Give the listing again exactly, omitting its images.

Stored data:

********

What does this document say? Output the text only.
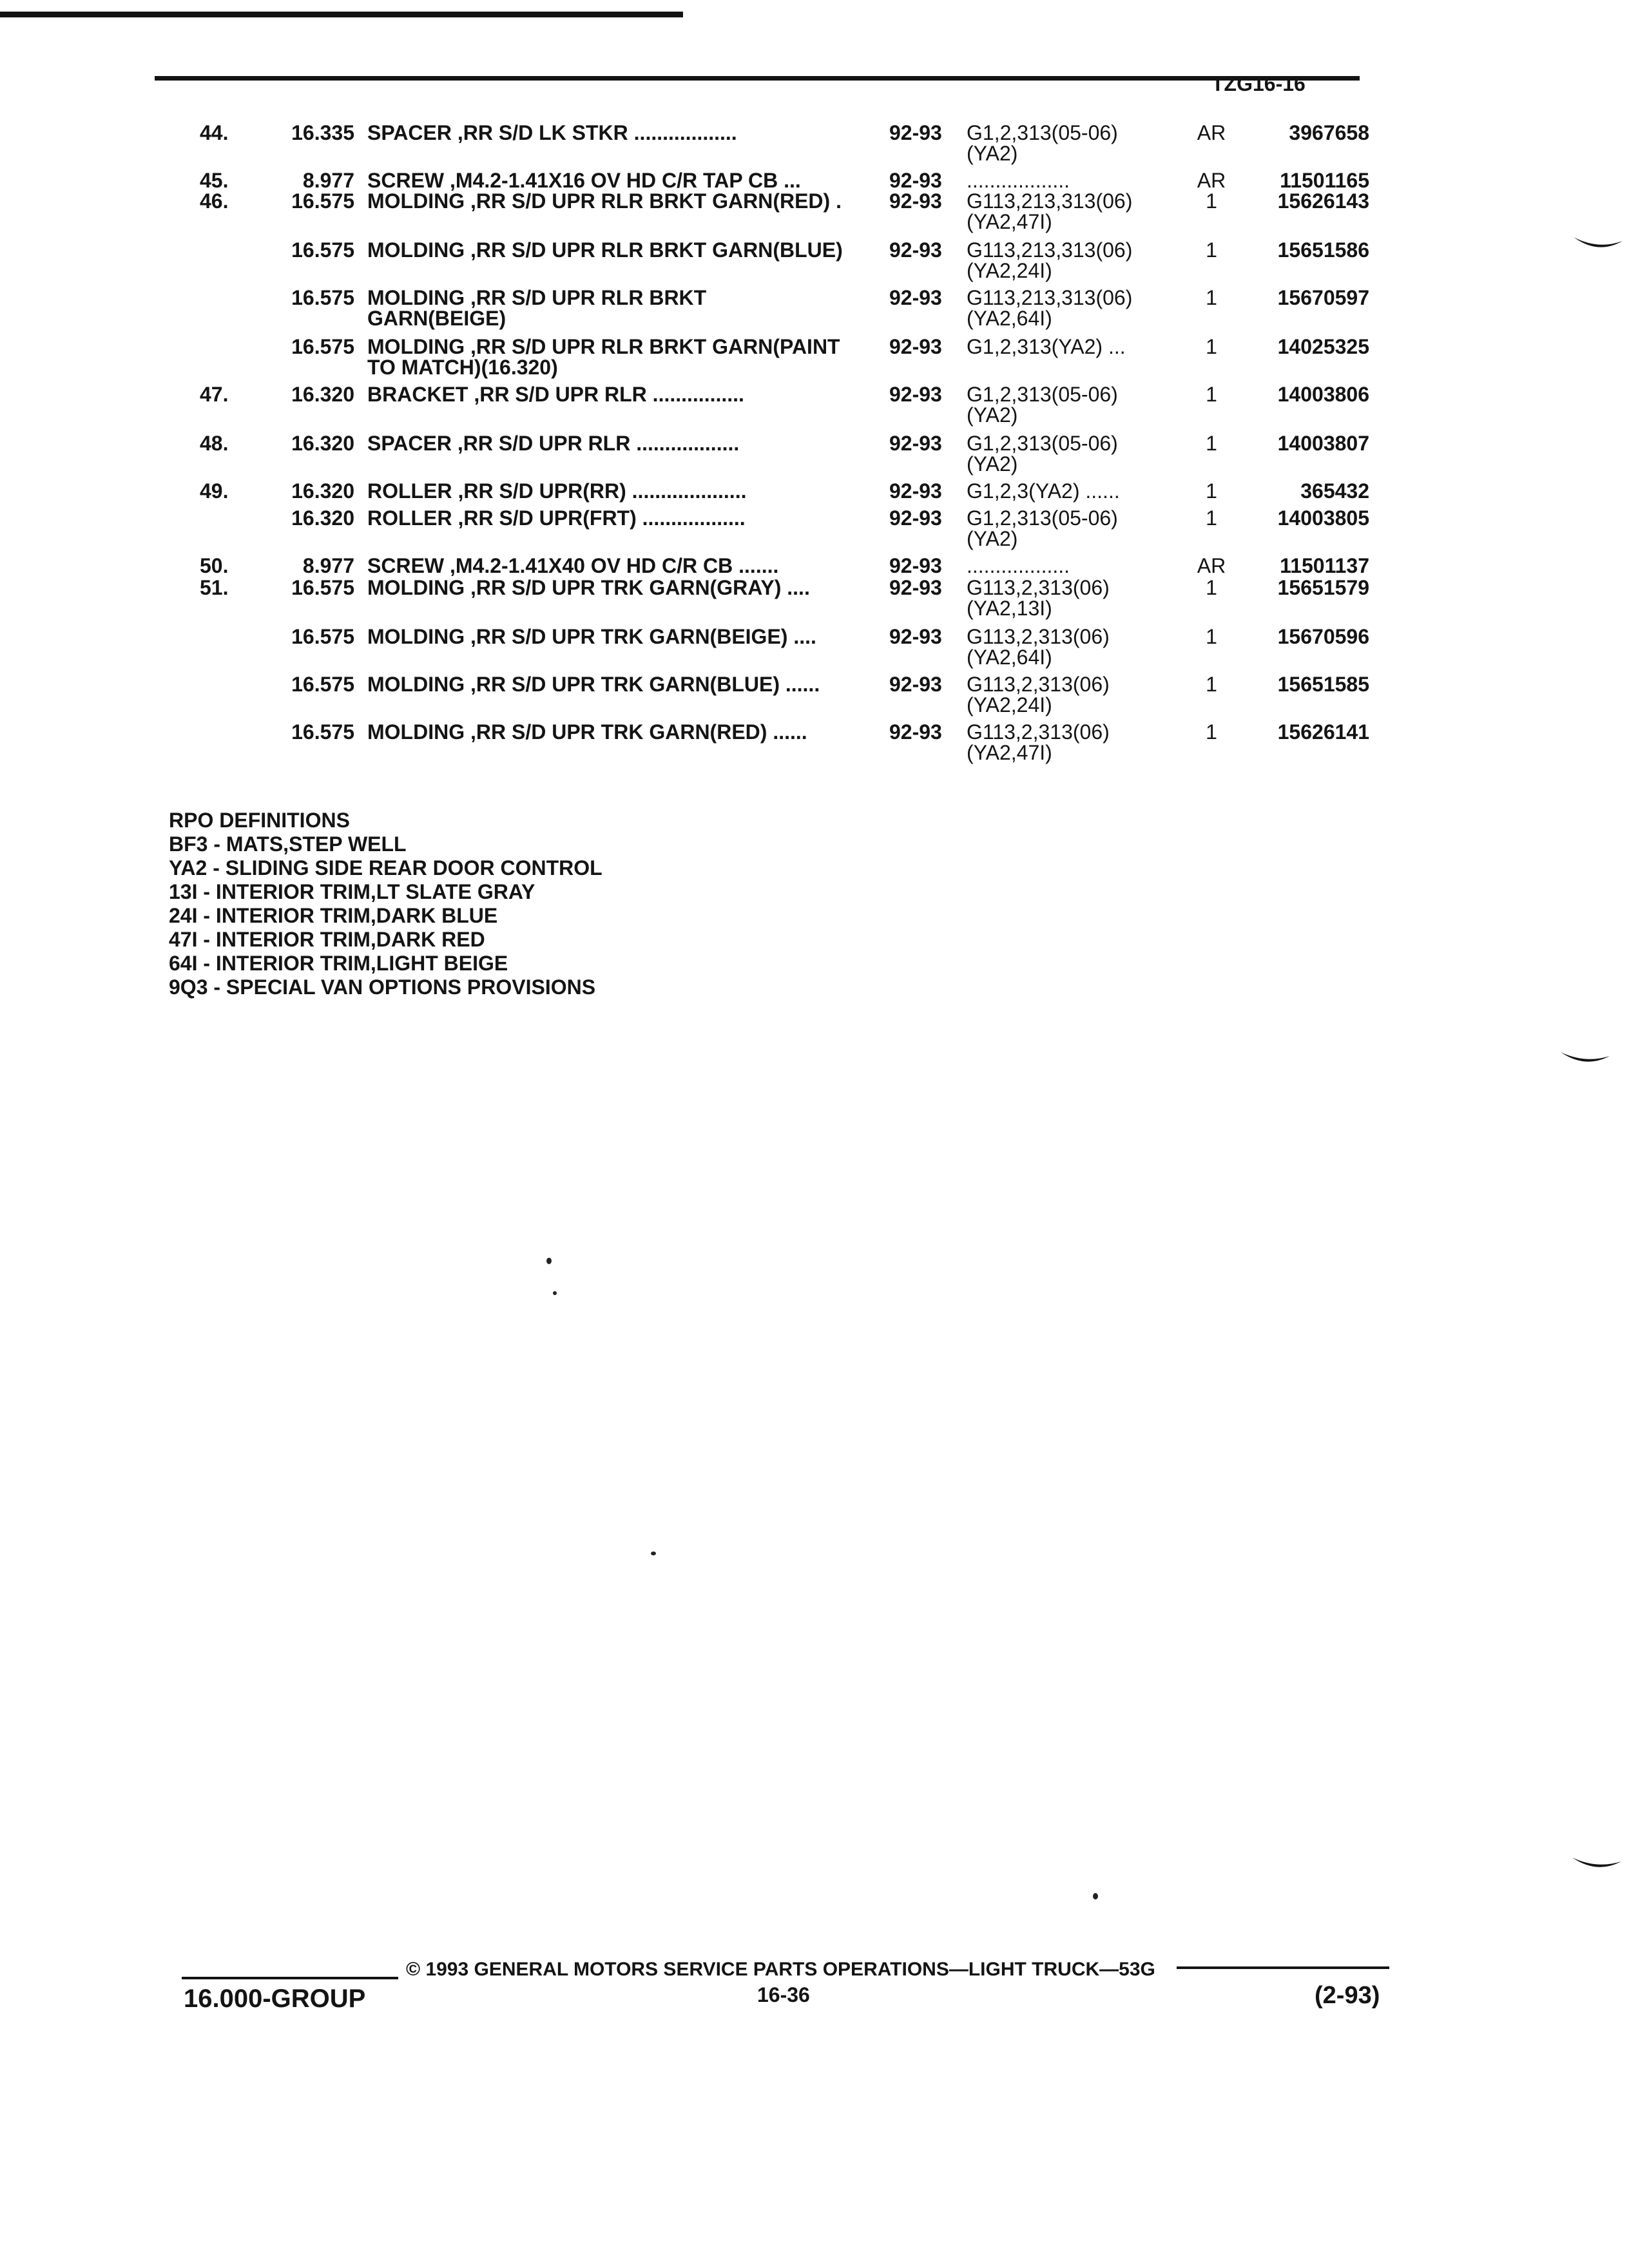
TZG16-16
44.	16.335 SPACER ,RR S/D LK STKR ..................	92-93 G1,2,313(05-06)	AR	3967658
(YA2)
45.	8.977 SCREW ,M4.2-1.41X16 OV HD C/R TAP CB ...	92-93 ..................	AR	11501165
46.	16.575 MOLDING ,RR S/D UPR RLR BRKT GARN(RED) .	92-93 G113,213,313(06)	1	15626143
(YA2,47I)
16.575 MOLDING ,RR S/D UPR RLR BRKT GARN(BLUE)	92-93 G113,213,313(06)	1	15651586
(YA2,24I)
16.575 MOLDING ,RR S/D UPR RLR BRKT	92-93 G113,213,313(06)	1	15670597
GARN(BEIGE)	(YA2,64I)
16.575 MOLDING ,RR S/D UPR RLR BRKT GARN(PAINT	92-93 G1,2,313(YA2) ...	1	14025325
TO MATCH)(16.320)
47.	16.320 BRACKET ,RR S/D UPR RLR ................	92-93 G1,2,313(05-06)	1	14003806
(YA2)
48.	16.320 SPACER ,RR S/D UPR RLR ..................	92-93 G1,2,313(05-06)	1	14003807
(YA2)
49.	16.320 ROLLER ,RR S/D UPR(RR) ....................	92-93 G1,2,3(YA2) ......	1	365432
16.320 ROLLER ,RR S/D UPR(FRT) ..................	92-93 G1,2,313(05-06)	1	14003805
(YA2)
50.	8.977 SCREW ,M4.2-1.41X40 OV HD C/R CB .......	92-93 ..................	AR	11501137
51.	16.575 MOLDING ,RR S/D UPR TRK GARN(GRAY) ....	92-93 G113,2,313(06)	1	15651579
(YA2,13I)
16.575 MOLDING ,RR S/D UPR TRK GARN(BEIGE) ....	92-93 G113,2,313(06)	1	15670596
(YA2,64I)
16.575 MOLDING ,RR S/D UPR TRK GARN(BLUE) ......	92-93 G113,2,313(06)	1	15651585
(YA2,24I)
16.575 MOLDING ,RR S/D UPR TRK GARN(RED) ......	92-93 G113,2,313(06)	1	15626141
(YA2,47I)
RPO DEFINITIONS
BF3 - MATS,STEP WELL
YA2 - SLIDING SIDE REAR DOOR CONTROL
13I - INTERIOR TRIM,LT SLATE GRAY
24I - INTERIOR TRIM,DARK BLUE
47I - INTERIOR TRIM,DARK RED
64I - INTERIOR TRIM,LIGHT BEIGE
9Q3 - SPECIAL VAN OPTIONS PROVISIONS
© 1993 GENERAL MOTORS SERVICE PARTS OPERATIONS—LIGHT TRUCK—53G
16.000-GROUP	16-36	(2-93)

********

FULL ANSWER -
What does this document say? Output the text only.
TZG16-16
44.	16.335 SPACER ,RR S/D LK STKR ..................	92-93 G1,2,313(05-06)	AR	3967658
(YA2)
45.	8.977 SCREW ,M4.2-1.41X16 OV HD C/R TAP CB ...	92-93 ..................	AR	11501165
46.	16.575 MOLDING ,RR S/D UPR RLR BRKT GARN(RED) .	92-93 G113,213,313(06)	1	15626143
(YA2,47I)
16.575 MOLDING ,RR S/D UPR RLR BRKT GARN(BLUE)	92-93 G113,213,313(06)	1	15651586
(YA2,24I)
16.575 MOLDING ,RR S/D UPR RLR BRKT	92-93 G113,213,313(06)	1	15670597
GARN(BEIGE)	(YA2,64I)
16.575 MOLDING ,RR S/D UPR RLR BRKT GARN(PAINT	92-93 G1,2,313(YA2) ...	1	14025325
TO MATCH)(16.320)
47.	16.320 BRACKET ,RR S/D UPR RLR ................	92-93 G1,2,313(05-06)	1	14003806
(YA2)
48.	16.320 SPACER ,RR S/D UPR RLR ..................	92-93 G1,2,313(05-06)	1	14003807
(YA2)
49.	16.320 ROLLER ,RR S/D UPR(RR) ....................	92-93 G1,2,3(YA2) ......	1	365432
16.320 ROLLER ,RR S/D UPR(FRT) ..................	92-93 G1,2,313(05-06)	1	14003805
(YA2)
50.	8.977 SCREW ,M4.2-1.41X40 OV HD C/R CB .......	92-93 ..................	AR	11501137
51.	16.575 MOLDING ,RR S/D UPR TRK GARN(GRAY) ....	92-93 G113,2,313(06)	1	15651579
(YA2,13I)
16.575 MOLDING ,RR S/D UPR TRK GARN(BEIGE) ....	92-93 G113,2,313(06)	1	15670596
(YA2,64I)
16.575 MOLDING ,RR S/D UPR TRK GARN(BLUE) ......	92-93 G113,2,313(06)	1	15651585
(YA2,24I)
16.575 MOLDING ,RR S/D UPR TRK GARN(RED) ......	92-93 G113,2,313(06)	1	15626141
(YA2,47I)
RPO DEFINITIONS
BF3 - MATS,STEP WELL
YA2 - SLIDING SIDE REAR DOOR CONTROL
13I - INTERIOR TRIM,LT SLATE GRAY
24I - INTERIOR TRIM,DARK BLUE
47I - INTERIOR TRIM,DARK RED
64I - INTERIOR TRIM,LIGHT BEIGE
9Q3 - SPECIAL VAN OPTIONS PROVISIONS
© 1993 GENERAL MOTORS SERVICE PARTS OPERATIONS—LIGHT TRUCK—53G
16.000-GROUP	16-36	(2-93)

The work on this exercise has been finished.